| Records supplied |
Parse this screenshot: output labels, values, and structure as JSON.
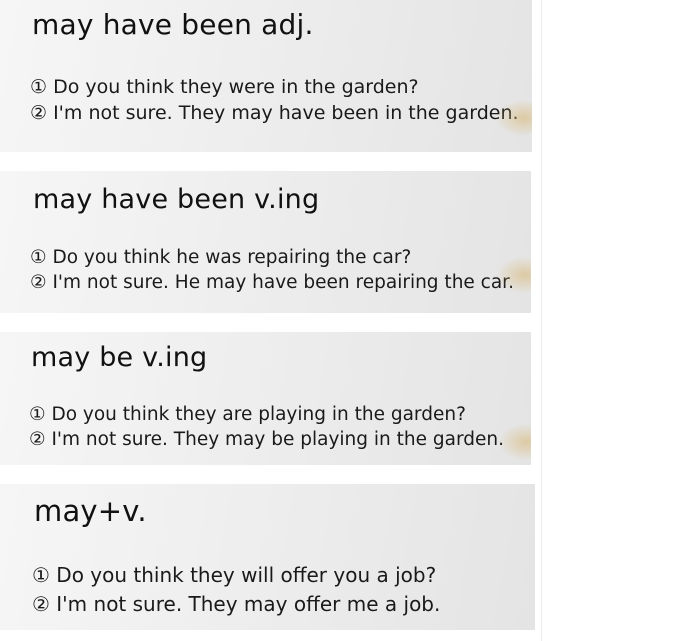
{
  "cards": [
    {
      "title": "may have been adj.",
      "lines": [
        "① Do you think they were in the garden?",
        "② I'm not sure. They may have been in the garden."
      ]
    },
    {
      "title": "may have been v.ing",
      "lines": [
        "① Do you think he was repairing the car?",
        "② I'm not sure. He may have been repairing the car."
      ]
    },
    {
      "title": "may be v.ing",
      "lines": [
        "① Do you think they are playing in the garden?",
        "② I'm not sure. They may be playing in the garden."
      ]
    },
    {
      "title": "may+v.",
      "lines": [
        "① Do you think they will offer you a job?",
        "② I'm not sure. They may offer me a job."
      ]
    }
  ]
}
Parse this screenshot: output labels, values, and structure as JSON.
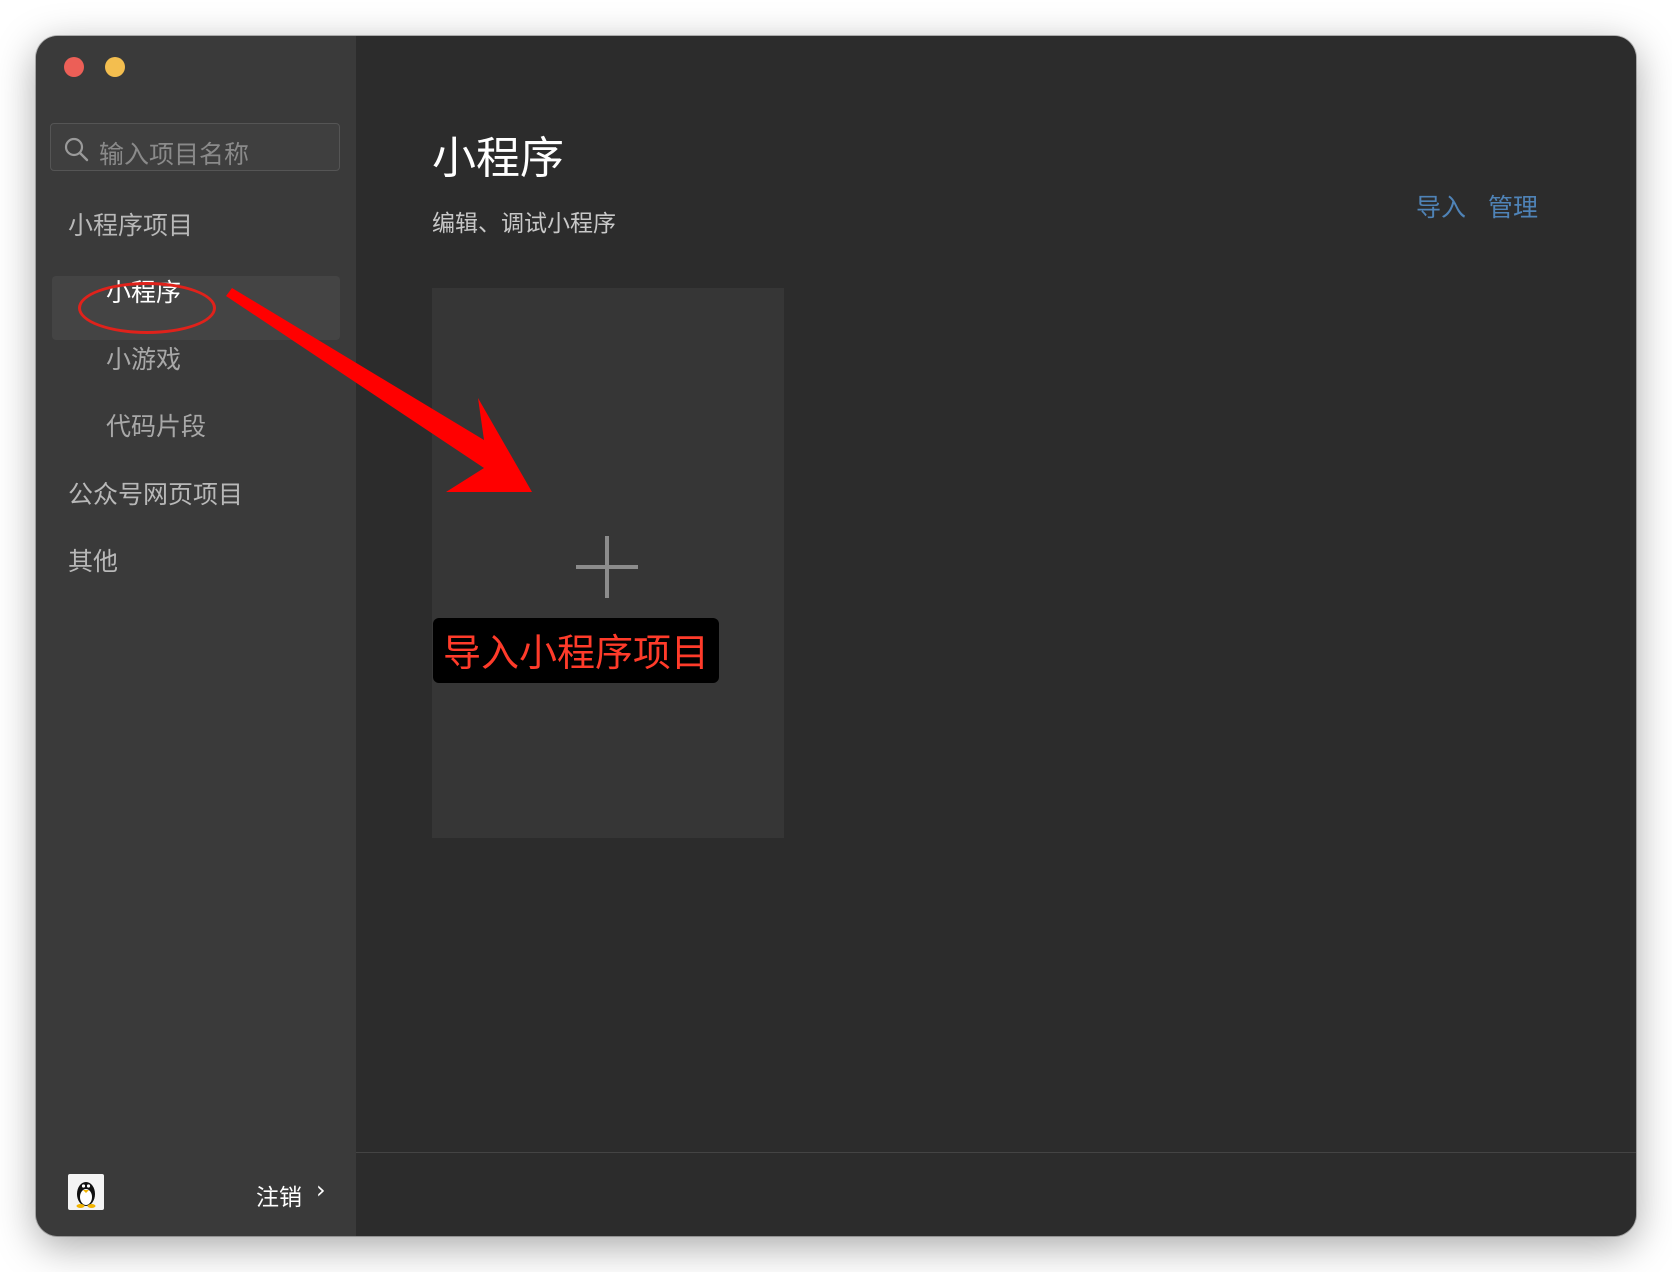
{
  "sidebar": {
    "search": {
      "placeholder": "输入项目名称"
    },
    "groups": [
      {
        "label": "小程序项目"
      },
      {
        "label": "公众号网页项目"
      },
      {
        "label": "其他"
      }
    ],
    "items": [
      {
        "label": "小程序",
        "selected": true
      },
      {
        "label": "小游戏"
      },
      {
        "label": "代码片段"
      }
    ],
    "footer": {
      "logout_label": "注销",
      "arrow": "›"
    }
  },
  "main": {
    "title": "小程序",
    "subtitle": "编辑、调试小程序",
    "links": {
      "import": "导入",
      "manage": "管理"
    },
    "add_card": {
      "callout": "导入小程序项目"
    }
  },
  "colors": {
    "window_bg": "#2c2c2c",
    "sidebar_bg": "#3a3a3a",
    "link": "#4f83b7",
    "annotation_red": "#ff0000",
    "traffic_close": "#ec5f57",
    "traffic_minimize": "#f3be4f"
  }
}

| Task objective |
Say how many lines in the records contain the string "repairing", and say nothing else.

| Full answer |
2